WRITTEN EXERCISE: From the entries below, pull out each line where "JSON" appears.

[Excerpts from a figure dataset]
-- start --

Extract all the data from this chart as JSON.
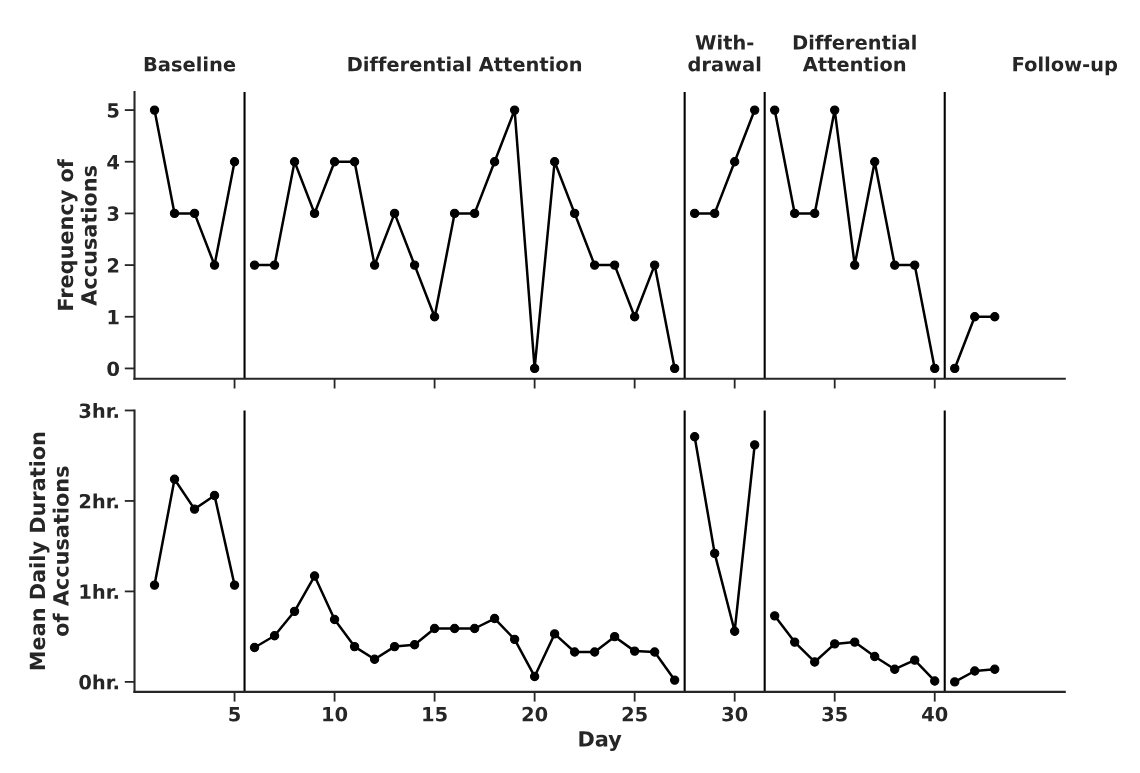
{
  "chart_data": [
    {
      "type": "line",
      "ylabel": "Frequency of\nAccusations",
      "xlim": [
        0,
        46.5
      ],
      "xticks": [
        5,
        10,
        15,
        20,
        25,
        30,
        35,
        40
      ],
      "ylim": [
        -0.2,
        5.35
      ],
      "yticks": [
        0,
        1,
        2,
        3,
        4,
        5
      ],
      "tick_labels": "y",
      "marker": "circle",
      "line_style": "solid",
      "grid": false,
      "series": [
        {
          "color": "#000000",
          "x": [
            1,
            2,
            3,
            4,
            5
          ],
          "values": [
            5,
            3,
            3,
            2,
            4
          ]
        },
        {
          "color": "#000000",
          "x": [
            6,
            7,
            8,
            9,
            10,
            11,
            12,
            13,
            14,
            15,
            16,
            17,
            18,
            19,
            20,
            21,
            22,
            23,
            24,
            25,
            26,
            27
          ],
          "values": [
            2,
            2,
            4,
            3,
            4,
            4,
            2,
            3,
            2,
            1,
            3,
            3,
            4,
            5,
            0,
            4,
            3,
            2,
            2,
            1,
            2,
            0
          ]
        },
        {
          "color": "#000000",
          "x": [
            28,
            29,
            30,
            31
          ],
          "values": [
            3,
            3,
            4,
            5
          ]
        },
        {
          "color": "#000000",
          "x": [
            32,
            33,
            34,
            35,
            36,
            37,
            38,
            39,
            40
          ],
          "values": [
            5,
            3,
            3,
            5,
            2,
            4,
            2,
            2,
            0
          ]
        },
        {
          "color": "#000000",
          "x": [
            41,
            42,
            43
          ],
          "values": [
            0,
            1,
            1
          ]
        }
      ],
      "ref_lines": [
        {
          "axis": "x",
          "value": 5.5
        },
        {
          "axis": "x",
          "value": 27.5
        },
        {
          "axis": "x",
          "value": 31.5
        },
        {
          "axis": "x",
          "value": 40.5
        }
      ],
      "annotations": [
        "Baseline",
        "Differential Attention",
        "With-\ndrawal",
        "Differential\nAttention",
        "Follow-up"
      ]
    },
    {
      "type": "line",
      "xlabel": "Day",
      "ylabel": "Mean Daily Duration\nof Accusations",
      "xlim": [
        0,
        46.5
      ],
      "xticks": [
        5,
        10,
        15,
        20,
        25,
        30,
        35,
        40
      ],
      "ylim": [
        -0.11,
        3.0
      ],
      "yticks": [
        {
          "value": 0,
          "label": "0hr."
        },
        {
          "value": 1,
          "label": "1hr."
        },
        {
          "value": 2,
          "label": "2hr."
        },
        {
          "value": 3,
          "label": "3hr."
        }
      ],
      "marker": "circle",
      "line_style": "solid",
      "grid": false,
      "series": [
        {
          "color": "#000000",
          "x": [
            1,
            2,
            3,
            4,
            5
          ],
          "values": [
            1.07,
            2.24,
            1.91,
            2.06,
            1.07
          ]
        },
        {
          "color": "#000000",
          "x": [
            6,
            7,
            8,
            9,
            10,
            11,
            12,
            13,
            14,
            15,
            16,
            17,
            18,
            19,
            20,
            21,
            22,
            23,
            24,
            25,
            26,
            27
          ],
          "values": [
            0.38,
            0.51,
            0.78,
            1.17,
            0.69,
            0.39,
            0.25,
            0.39,
            0.41,
            0.59,
            0.59,
            0.59,
            0.7,
            0.47,
            0.06,
            0.53,
            0.33,
            0.33,
            0.5,
            0.34,
            0.33,
            0.02
          ]
        },
        {
          "color": "#000000",
          "x": [
            28,
            29,
            30,
            31
          ],
          "values": [
            2.71,
            1.42,
            0.56,
            2.62
          ]
        },
        {
          "color": "#000000",
          "x": [
            32,
            33,
            34,
            35,
            36,
            37,
            38,
            39,
            40
          ],
          "values": [
            0.73,
            0.44,
            0.22,
            0.42,
            0.44,
            0.28,
            0.14,
            0.24,
            0.01
          ]
        },
        {
          "color": "#000000",
          "x": [
            41,
            42,
            43
          ],
          "values": [
            0.0,
            0.12,
            0.14
          ]
        }
      ],
      "ref_lines": [
        {
          "axis": "x",
          "value": 5.5
        },
        {
          "axis": "x",
          "value": 27.5
        },
        {
          "axis": "x",
          "value": 31.5
        },
        {
          "axis": "x",
          "value": 40.5
        }
      ]
    }
  ]
}
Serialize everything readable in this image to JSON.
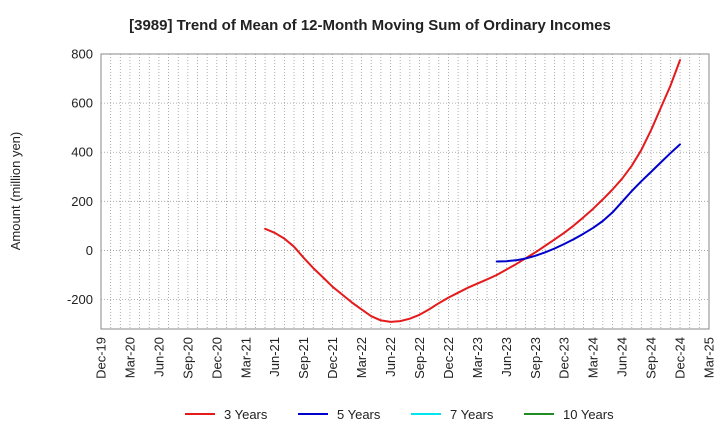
{
  "chart_data": {
    "type": "line",
    "title": "[3989]  Trend of Mean of 12-Month Moving Sum of Ordinary Incomes",
    "ylabel": "Amount (million yen)",
    "xlabel": "",
    "ylim": [
      -320,
      800
    ],
    "yticks": [
      800,
      600,
      400,
      200,
      0,
      -200
    ],
    "ytick_labels": [
      "800",
      "600",
      "400",
      "200",
      "0",
      "-200"
    ],
    "xticks": [
      "Dec-19",
      "Mar-20",
      "Jun-20",
      "Sep-20",
      "Dec-20",
      "Mar-21",
      "Jun-21",
      "Sep-21",
      "Dec-21",
      "Mar-22",
      "Jun-22",
      "Sep-22",
      "Dec-22",
      "Mar-23",
      "Jun-23",
      "Sep-23",
      "Dec-23",
      "Mar-24",
      "Jun-24",
      "Sep-24",
      "Dec-24",
      "Mar-25"
    ],
    "grid": true,
    "legend_position": "bottom",
    "series": [
      {
        "name": "3 Years",
        "color": "#e41a1c",
        "points": [
          [
            "May-21",
            88
          ],
          [
            "Jun-21",
            72
          ],
          [
            "Jul-21",
            48
          ],
          [
            "Aug-21",
            15
          ],
          [
            "Sep-21",
            -30
          ],
          [
            "Oct-21",
            -72
          ],
          [
            "Nov-21",
            -110
          ],
          [
            "Dec-21",
            -148
          ],
          [
            "Jan-22",
            -180
          ],
          [
            "Feb-22",
            -212
          ],
          [
            "Mar-22",
            -240
          ],
          [
            "Apr-22",
            -268
          ],
          [
            "May-22",
            -285
          ],
          [
            "Jun-22",
            -291
          ],
          [
            "Jul-22",
            -288
          ],
          [
            "Aug-22",
            -278
          ],
          [
            "Sep-22",
            -262
          ],
          [
            "Oct-22",
            -240
          ],
          [
            "Nov-22",
            -215
          ],
          [
            "Dec-22",
            -192
          ],
          [
            "Jan-23",
            -172
          ],
          [
            "Feb-23",
            -152
          ],
          [
            "Mar-23",
            -135
          ],
          [
            "Apr-23",
            -118
          ],
          [
            "May-23",
            -100
          ],
          [
            "Jun-23",
            -78
          ],
          [
            "Jul-23",
            -56
          ],
          [
            "Aug-23",
            -32
          ],
          [
            "Sep-23",
            -8
          ],
          [
            "Oct-23",
            18
          ],
          [
            "Nov-23",
            45
          ],
          [
            "Dec-23",
            72
          ],
          [
            "Jan-24",
            102
          ],
          [
            "Feb-24",
            135
          ],
          [
            "Mar-24",
            170
          ],
          [
            "Apr-24",
            208
          ],
          [
            "May-24",
            248
          ],
          [
            "Jun-24",
            292
          ],
          [
            "Jul-24",
            345
          ],
          [
            "Aug-24",
            410
          ],
          [
            "Sep-24",
            490
          ],
          [
            "Oct-24",
            580
          ],
          [
            "Nov-24",
            670
          ],
          [
            "Dec-24",
            775
          ]
        ]
      },
      {
        "name": "5 Years",
        "color": "#0000cc",
        "points": [
          [
            "May-23",
            -45
          ],
          [
            "Jun-23",
            -44
          ],
          [
            "Jul-23",
            -40
          ],
          [
            "Aug-23",
            -33
          ],
          [
            "Sep-23",
            -22
          ],
          [
            "Oct-23",
            -8
          ],
          [
            "Nov-23",
            8
          ],
          [
            "Dec-23",
            26
          ],
          [
            "Jan-24",
            46
          ],
          [
            "Feb-24",
            68
          ],
          [
            "Mar-24",
            92
          ],
          [
            "Apr-24",
            120
          ],
          [
            "May-24",
            155
          ],
          [
            "Jun-24",
            198
          ],
          [
            "Jul-24",
            242
          ],
          [
            "Aug-24",
            282
          ],
          [
            "Sep-24",
            320
          ],
          [
            "Oct-24",
            358
          ],
          [
            "Nov-24",
            396
          ],
          [
            "Dec-24",
            432
          ]
        ]
      },
      {
        "name": "7 Years",
        "color": "#00e5ee",
        "points": []
      },
      {
        "name": "10 Years",
        "color": "#228b22",
        "points": []
      }
    ]
  }
}
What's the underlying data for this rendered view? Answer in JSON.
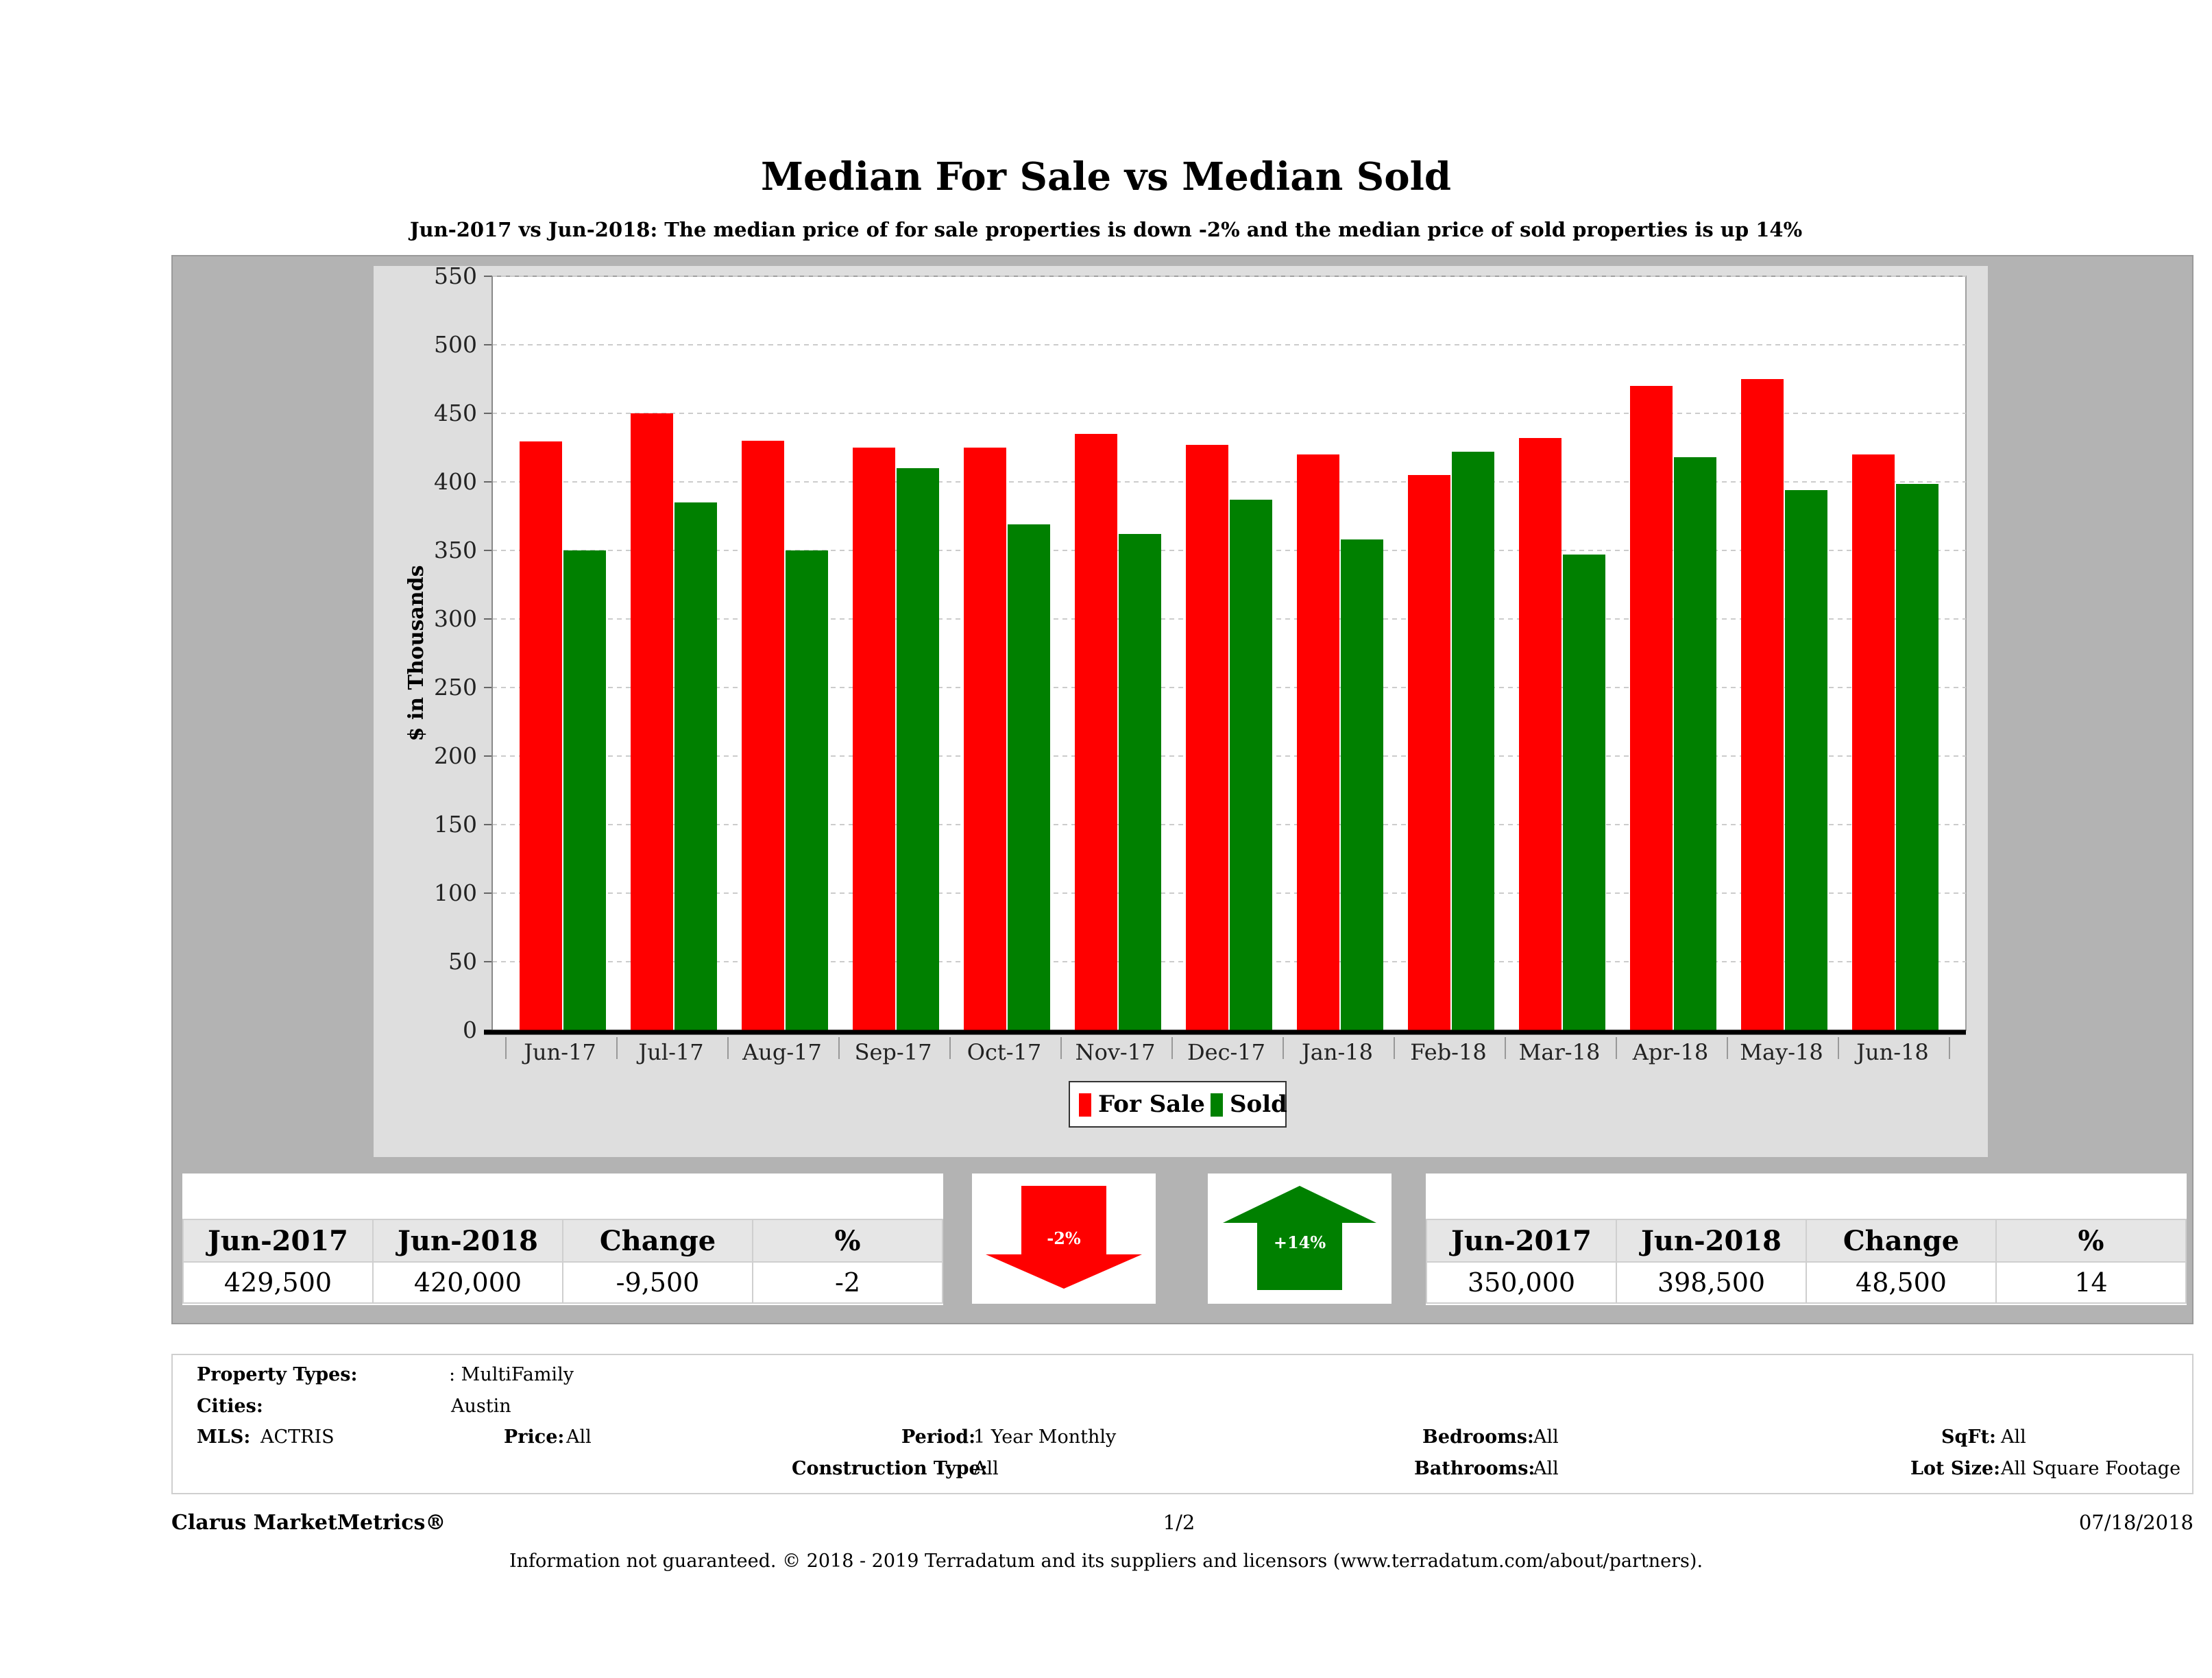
{
  "header": {
    "title": "Median For Sale vs Median Sold",
    "subtitle": "Jun-2017 vs Jun-2018: The median price of for sale properties is down -2% and the median price of sold properties is up 14%"
  },
  "chart_data": {
    "type": "bar",
    "ylabel": "$ in Thousands",
    "ylim": [
      0,
      550
    ],
    "yticks": [
      0,
      50,
      100,
      150,
      200,
      250,
      300,
      350,
      400,
      450,
      500,
      550
    ],
    "grid": true,
    "legend_position": "bottom",
    "categories": [
      "Jun-17",
      "Jul-17",
      "Aug-17",
      "Sep-17",
      "Oct-17",
      "Nov-17",
      "Dec-17",
      "Jan-18",
      "Feb-18",
      "Mar-18",
      "Apr-18",
      "May-18",
      "Jun-18"
    ],
    "series": [
      {
        "name": "For Sale",
        "color": "#ff0000",
        "values": [
          429.5,
          450,
          430,
          425,
          425,
          435,
          427,
          420,
          405,
          432,
          470,
          475,
          420
        ]
      },
      {
        "name": "Sold",
        "color": "#008000",
        "values": [
          350,
          385,
          350,
          410,
          369,
          362,
          387,
          358,
          422,
          347,
          418,
          394,
          398.5
        ]
      }
    ]
  },
  "for_sale_summary": {
    "headers": [
      "Jun-2017",
      "Jun-2018",
      "Change",
      "%"
    ],
    "values": [
      "429,500",
      "420,000",
      "-9,500",
      "-2"
    ],
    "arrow_label": "-2%",
    "arrow_color": "#ff0000"
  },
  "sold_summary": {
    "headers": [
      "Jun-2017",
      "Jun-2018",
      "Change",
      "%"
    ],
    "values": [
      "350,000",
      "398,500",
      "48,500",
      "14"
    ],
    "arrow_label": "+14%",
    "arrow_color": "#008000"
  },
  "criteria": {
    "property_types_label": "Property Types:",
    "property_types_value": ": MultiFamily",
    "cities_label": "Cities:",
    "cities_value": "Austin",
    "mls_label": "MLS:",
    "mls_value": "ACTRIS",
    "price_label": "Price:",
    "price_value": "All",
    "period_label": "Period:",
    "period_value": "1 Year Monthly",
    "construction_label": "Construction Type:",
    "construction_value": "All",
    "bedrooms_label": "Bedrooms:",
    "bedrooms_value": "All",
    "bathrooms_label": "Bathrooms:",
    "bathrooms_value": "All",
    "sqft_label": "SqFt:",
    "sqft_value": "All",
    "lotsize_label": "Lot Size:",
    "lotsize_value": "All Square Footage"
  },
  "footer": {
    "brand": "Clarus MarketMetrics®",
    "page": "1/2",
    "date": "07/18/2018",
    "disclaimer": "Information not guaranteed. © 2018 - 2019 Terradatum and its suppliers and licensors (www.terradatum.com/about/partners)."
  }
}
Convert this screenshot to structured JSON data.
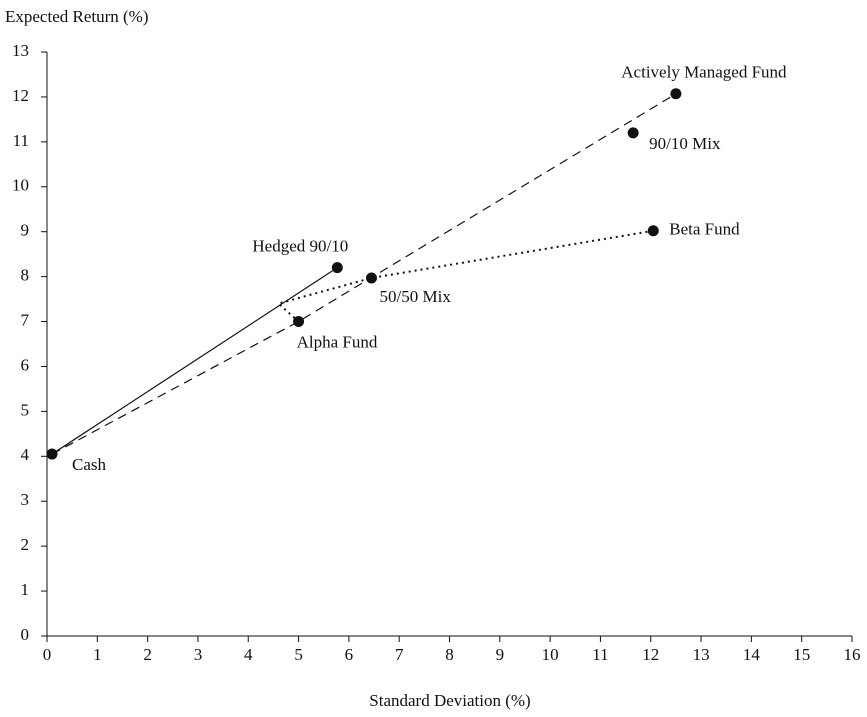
{
  "chart_data": {
    "type": "scatter",
    "y_label": "Expected Return (%)",
    "x_label": "Standard Deviation (%)",
    "xlim": [
      0,
      16
    ],
    "ylim": [
      0,
      13
    ],
    "xticks": [
      0,
      1,
      2,
      3,
      4,
      5,
      6,
      7,
      8,
      9,
      10,
      11,
      12,
      13,
      14,
      15,
      16
    ],
    "yticks": [
      0,
      1,
      2,
      3,
      4,
      5,
      6,
      7,
      8,
      9,
      10,
      11,
      12,
      13
    ],
    "color": "#111111",
    "points": [
      {
        "label": "Cash",
        "x": 0.1,
        "y": 4.05
      },
      {
        "label": "Actively Managed Fund",
        "x": 12.5,
        "y": 12.07
      },
      {
        "label": "90/10 Mix",
        "x": 11.65,
        "y": 11.2
      },
      {
        "label": "Beta Fund",
        "x": 12.05,
        "y": 9.02
      },
      {
        "label": "Hedged 90/10",
        "x": 5.77,
        "y": 8.2
      },
      {
        "label": "50/50 Mix",
        "x": 6.45,
        "y": 7.97
      },
      {
        "label": "Alpha Fund",
        "x": 5,
        "y": 7
      }
    ],
    "lines": [
      {
        "style": "dashed",
        "x": [
          0.1,
          5,
          12.5
        ],
        "y": [
          4.05,
          7,
          12.07
        ]
      },
      {
        "style": "dotted",
        "x": [
          12.05,
          6.45,
          4.6,
          5
        ],
        "y": [
          9.02,
          7.97,
          7.4,
          7
        ]
      },
      {
        "style": "solid",
        "x": [
          0.1,
          5.77
        ],
        "y": [
          4.05,
          8.2
        ]
      }
    ]
  }
}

-- end --

FINISHED ANSWER:
Extract all the data from this chart as JSON.
Serialize everything readable in this image to JSON.
What's the underlying data for this rendered view? Answer in JSON.
Convert this screenshot to structured JSON data.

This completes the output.